### GIVEN INSTRUCTION
Sort through the entries below and pull out lines containing the word "Sweatshirts".
━━━━━ DATA SHOWN
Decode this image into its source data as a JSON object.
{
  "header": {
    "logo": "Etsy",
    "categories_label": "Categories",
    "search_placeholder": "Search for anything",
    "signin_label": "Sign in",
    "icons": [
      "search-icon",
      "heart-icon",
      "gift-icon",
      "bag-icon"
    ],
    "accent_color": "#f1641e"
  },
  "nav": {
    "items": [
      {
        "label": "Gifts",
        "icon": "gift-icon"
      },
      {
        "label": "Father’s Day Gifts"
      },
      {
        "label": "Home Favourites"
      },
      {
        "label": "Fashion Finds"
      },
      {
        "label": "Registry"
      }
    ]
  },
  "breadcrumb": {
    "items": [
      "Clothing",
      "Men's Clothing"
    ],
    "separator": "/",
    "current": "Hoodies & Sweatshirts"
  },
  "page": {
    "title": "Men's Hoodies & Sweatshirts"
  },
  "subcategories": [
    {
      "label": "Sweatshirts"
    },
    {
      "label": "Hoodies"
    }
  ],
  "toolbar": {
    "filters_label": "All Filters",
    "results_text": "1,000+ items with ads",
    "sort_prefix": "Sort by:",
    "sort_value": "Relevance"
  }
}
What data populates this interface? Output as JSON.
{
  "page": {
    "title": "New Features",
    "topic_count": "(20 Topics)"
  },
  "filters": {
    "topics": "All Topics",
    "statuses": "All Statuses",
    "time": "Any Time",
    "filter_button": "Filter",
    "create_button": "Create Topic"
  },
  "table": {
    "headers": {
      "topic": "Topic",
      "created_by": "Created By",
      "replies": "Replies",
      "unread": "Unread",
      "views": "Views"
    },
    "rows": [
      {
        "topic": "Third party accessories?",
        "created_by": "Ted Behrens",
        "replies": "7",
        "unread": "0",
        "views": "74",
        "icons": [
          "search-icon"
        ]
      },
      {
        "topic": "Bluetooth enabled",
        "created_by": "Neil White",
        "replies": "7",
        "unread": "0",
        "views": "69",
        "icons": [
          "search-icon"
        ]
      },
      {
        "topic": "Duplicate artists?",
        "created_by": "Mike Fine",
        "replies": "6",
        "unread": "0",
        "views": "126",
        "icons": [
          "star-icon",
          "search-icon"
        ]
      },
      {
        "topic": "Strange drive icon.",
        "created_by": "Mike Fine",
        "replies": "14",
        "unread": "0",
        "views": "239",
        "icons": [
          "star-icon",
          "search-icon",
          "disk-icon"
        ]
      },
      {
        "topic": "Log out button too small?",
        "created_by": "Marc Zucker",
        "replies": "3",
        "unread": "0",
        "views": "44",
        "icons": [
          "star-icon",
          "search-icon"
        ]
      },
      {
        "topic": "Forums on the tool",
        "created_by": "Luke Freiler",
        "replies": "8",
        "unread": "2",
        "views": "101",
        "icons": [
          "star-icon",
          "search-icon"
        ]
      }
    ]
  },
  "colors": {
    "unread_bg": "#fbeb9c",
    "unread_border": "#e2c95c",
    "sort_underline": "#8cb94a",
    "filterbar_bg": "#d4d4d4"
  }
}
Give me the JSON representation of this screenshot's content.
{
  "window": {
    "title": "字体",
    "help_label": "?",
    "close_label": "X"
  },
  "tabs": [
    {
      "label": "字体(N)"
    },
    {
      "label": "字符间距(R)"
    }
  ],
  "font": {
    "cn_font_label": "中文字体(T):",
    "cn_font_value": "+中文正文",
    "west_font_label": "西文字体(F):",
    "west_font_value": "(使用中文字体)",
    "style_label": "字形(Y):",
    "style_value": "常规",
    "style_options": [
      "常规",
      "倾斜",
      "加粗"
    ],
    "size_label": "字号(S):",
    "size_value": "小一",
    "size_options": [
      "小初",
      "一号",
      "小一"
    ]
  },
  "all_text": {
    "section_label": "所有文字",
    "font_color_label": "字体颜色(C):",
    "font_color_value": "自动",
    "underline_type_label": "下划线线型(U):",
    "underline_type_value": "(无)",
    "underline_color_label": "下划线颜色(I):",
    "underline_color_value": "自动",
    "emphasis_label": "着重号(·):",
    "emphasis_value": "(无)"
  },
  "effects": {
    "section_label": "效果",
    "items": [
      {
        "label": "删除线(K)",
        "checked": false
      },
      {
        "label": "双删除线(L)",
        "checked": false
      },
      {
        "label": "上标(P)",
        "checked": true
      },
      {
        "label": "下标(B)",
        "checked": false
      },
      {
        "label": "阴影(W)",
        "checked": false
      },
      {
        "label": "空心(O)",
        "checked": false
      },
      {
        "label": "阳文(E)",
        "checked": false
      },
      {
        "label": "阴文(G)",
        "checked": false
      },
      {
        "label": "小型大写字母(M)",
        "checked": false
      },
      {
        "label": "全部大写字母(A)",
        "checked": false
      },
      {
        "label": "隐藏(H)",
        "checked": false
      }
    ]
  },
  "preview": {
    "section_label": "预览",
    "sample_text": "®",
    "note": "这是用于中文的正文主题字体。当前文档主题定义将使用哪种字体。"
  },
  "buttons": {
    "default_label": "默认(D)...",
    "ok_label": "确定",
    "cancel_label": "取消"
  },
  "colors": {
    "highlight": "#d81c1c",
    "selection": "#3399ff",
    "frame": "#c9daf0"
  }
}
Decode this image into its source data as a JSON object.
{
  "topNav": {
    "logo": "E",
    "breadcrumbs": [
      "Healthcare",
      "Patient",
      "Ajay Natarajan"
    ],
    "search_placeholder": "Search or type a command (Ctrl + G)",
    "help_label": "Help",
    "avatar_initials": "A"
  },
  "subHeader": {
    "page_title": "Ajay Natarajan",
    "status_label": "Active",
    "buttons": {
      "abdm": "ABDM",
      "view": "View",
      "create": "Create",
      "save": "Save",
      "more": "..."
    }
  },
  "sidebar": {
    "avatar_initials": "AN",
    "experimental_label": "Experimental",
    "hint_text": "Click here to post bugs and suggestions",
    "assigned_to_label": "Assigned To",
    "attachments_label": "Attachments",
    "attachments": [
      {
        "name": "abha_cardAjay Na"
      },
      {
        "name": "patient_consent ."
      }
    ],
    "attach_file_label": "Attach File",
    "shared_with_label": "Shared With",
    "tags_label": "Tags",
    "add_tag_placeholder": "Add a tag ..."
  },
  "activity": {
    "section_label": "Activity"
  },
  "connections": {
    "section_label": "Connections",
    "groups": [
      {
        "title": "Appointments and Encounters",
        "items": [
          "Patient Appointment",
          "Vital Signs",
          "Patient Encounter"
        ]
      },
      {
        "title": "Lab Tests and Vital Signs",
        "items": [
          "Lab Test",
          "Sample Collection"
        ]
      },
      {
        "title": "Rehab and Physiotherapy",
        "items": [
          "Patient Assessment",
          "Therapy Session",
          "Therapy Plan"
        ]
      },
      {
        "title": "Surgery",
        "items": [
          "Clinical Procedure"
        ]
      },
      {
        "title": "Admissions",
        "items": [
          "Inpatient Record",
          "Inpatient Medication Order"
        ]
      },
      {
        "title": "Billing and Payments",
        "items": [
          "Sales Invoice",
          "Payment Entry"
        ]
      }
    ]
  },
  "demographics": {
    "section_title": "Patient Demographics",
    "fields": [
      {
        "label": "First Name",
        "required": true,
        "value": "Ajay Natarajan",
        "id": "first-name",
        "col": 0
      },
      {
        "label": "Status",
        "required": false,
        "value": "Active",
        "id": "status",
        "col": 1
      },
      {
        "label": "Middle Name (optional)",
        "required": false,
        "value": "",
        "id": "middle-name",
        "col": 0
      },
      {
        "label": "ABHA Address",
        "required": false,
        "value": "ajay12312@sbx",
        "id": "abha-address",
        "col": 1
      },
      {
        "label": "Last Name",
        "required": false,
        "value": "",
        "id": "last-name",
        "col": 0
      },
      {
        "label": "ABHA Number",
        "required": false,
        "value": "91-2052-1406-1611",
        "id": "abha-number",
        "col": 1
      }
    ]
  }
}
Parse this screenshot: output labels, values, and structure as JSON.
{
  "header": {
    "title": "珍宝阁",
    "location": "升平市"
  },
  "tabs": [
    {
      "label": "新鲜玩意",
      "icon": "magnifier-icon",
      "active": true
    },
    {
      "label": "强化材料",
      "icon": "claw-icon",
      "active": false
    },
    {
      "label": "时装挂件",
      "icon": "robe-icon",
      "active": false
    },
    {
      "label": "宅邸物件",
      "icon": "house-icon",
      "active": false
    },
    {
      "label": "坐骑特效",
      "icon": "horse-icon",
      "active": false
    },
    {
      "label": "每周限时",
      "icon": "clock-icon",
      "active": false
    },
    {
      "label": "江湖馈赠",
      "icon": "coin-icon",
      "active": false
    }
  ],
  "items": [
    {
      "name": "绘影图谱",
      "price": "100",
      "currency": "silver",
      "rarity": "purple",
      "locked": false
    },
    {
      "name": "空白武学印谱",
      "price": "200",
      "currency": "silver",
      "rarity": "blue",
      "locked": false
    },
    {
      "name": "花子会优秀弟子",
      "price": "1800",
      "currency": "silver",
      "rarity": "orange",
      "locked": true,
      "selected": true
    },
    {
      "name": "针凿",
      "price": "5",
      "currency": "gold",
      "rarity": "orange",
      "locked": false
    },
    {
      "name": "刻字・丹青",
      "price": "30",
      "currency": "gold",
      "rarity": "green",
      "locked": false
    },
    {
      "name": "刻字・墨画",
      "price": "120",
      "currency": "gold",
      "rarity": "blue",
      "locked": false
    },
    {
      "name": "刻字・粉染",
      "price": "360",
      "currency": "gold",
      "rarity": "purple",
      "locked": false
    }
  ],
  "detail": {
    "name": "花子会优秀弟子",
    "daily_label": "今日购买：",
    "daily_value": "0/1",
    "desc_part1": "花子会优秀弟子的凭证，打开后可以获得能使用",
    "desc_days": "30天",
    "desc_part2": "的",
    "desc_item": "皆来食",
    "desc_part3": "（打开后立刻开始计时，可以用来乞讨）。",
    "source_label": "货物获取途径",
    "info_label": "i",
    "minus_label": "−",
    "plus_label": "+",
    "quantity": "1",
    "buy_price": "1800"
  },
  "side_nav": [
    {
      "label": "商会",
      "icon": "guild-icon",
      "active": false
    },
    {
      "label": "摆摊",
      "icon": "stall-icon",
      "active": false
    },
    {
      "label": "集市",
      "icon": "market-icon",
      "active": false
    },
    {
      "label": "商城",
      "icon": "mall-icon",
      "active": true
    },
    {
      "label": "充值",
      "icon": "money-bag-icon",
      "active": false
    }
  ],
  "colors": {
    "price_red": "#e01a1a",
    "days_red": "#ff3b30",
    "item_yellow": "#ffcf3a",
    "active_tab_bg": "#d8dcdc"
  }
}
━━━━━━━━━━
### EXERCISE SOLUTION
    "current": "Hoodies & Sweatshirts"
    "title": "Men's Hoodies & Sweatshirts"
      "label": "Sweatshirts"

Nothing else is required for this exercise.